-- Document extract follows --

Buenos Aires comes to be”; “Bar mediante”). After Orsai was moved to

editorialorsai.com in early 2012, OrsaiBar got its own blog in the convergent site

dedicated to events taking place there. Some of the posts originally published in the first blog were migrated to OrsaiBar.

Similarly, by the end of 2011, aside from the print magazine, for a few months Orsai had started editing books: Casciari’s own and, the illustrator, Horacio Altuna’s in June. The prominence of Orsai as a larger project became much more evident at the end of 2011 when the much anticipated EditorialOrsai was announced. Supported by the economic push of more than five thousand magazine’s subscribers’, EditorialOrsai would open up to other writers, not just their past collaborators, and rely on the readers’ assessment to pick out publishable works. Although up to now this model has not yet been

implemented, at the time, the proposal was successful in persuading over five thousand readers to buy a yearly subscription, thus ensuring the sustainability of the print

magazine. These developments have been possible to visualize through the graph

database. In the following set of images we can see the development of Orsai from just a blog in 2010 in Fig. 3, to a much larger project involving the blog and the print and the web magazines in 2011 in Fig. 4, to an even more complex one including the different blogs in 2012 in Fig. 5.

Figure 3 Orsai in 2010.

The scope of Orsai with only one medium and one author was still rather limited

Figure 4 Orsai in 2011.

-- Document extract concluded --
-- Extracted data follows --

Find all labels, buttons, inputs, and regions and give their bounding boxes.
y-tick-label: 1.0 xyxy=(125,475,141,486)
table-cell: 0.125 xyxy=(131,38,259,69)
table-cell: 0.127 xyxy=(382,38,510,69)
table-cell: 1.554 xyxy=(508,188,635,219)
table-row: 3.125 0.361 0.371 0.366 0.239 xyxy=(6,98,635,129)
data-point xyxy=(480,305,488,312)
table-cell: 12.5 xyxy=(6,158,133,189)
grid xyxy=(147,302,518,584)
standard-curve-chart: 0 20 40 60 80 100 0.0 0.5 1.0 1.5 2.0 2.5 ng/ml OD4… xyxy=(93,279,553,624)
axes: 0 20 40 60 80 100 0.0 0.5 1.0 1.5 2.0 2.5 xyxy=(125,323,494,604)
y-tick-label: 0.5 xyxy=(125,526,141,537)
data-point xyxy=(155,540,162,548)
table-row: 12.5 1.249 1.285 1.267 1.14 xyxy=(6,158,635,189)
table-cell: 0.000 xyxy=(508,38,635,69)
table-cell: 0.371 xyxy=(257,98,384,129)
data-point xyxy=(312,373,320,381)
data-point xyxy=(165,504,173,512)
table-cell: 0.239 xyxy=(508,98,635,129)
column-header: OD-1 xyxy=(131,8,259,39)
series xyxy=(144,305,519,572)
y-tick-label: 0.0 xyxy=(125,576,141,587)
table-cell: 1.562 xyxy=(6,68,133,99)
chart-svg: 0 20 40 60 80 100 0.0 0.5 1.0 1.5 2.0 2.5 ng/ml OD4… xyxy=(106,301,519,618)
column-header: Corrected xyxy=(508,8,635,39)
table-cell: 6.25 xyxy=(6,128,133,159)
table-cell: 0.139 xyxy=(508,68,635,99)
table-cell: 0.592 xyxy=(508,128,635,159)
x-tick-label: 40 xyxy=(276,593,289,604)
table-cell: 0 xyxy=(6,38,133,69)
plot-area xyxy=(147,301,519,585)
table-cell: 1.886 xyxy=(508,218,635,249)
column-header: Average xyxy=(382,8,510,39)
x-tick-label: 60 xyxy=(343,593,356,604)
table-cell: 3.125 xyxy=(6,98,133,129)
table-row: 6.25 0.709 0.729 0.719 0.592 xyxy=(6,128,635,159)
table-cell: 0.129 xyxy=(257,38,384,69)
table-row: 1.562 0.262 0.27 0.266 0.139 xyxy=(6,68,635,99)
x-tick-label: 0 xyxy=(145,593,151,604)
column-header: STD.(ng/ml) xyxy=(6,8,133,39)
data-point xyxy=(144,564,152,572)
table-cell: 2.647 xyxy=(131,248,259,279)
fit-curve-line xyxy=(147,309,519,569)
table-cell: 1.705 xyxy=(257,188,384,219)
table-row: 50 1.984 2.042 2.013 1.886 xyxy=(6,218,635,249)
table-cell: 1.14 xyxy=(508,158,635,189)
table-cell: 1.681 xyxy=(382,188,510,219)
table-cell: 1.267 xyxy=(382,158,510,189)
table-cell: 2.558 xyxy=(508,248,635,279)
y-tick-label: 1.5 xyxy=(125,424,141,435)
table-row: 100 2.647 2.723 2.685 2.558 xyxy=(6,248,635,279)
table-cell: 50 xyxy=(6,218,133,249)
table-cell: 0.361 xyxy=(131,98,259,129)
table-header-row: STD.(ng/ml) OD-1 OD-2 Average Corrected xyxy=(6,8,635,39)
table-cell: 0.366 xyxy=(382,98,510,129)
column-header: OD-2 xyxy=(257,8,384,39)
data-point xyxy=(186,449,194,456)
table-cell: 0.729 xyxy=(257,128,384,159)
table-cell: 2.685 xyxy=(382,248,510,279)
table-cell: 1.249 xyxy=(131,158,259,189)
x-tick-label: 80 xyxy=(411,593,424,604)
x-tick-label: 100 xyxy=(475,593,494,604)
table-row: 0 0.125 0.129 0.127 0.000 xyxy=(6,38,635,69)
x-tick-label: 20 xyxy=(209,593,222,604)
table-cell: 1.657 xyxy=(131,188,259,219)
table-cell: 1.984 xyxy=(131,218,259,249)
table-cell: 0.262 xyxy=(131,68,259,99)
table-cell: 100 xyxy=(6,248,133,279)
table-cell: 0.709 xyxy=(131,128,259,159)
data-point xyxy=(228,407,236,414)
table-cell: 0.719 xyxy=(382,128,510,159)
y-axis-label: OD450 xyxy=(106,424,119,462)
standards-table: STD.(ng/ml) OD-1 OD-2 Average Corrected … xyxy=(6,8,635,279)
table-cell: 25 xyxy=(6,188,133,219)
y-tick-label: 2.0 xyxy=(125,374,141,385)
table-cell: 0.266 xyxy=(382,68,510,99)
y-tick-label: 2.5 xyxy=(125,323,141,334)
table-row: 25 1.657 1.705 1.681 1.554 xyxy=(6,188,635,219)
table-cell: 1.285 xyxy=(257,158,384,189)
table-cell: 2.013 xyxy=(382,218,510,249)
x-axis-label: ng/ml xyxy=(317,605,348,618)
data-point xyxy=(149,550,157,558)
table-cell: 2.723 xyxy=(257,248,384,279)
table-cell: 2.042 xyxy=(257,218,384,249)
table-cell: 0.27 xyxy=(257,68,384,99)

-- Extracted data concluded --

[Exercise goal]: Copy out the full passage on Orsai from above, word for word.

[Result]:
Buenos Aires comes to be”; “Bar mediante”). After Orsai was moved to

editorialorsai.com in early 2012, OrsaiBar got its own blog in the convergent site

dedicated to events taking place there. Some of the posts originally published in the first blog were migrated to OrsaiBar.

Similarly, by the end of 2011, aside from the print magazine, for a few months Orsai had started editing books: Casciari’s own and, the illustrator, Horacio Altuna’s in June. The prominence of Orsai as a larger project became much more evident at the end of 2011 when the much anticipated EditorialOrsai was announced. Supported by the economic push of more than five thousand magazine’s subscribers’, EditorialOrsai would open up to other writers, not just their past collaborators, and rely on the readers’ assessment to pick out publishable works. Although up to now this model has not yet been

implemented, at the time, the proposal was successful in persuading over five thousand readers to buy a yearly subscription, thus ensuring the sustainability of the print

magazine. These developments have been possible to visualize through the graph

database. In the following set of images we can see the development of Orsai from just a blog in 2010 in Fig. 3, to a much larger project involving the blog and the print and the web magazines in 2011 in Fig. 4, to an even more complex one including the different blogs in 2012 in Fig. 5.

Figure 3 Orsai in 2010.

The scope of Orsai with only one medium and one author was still rather limited

Figure 4 Orsai in 2011.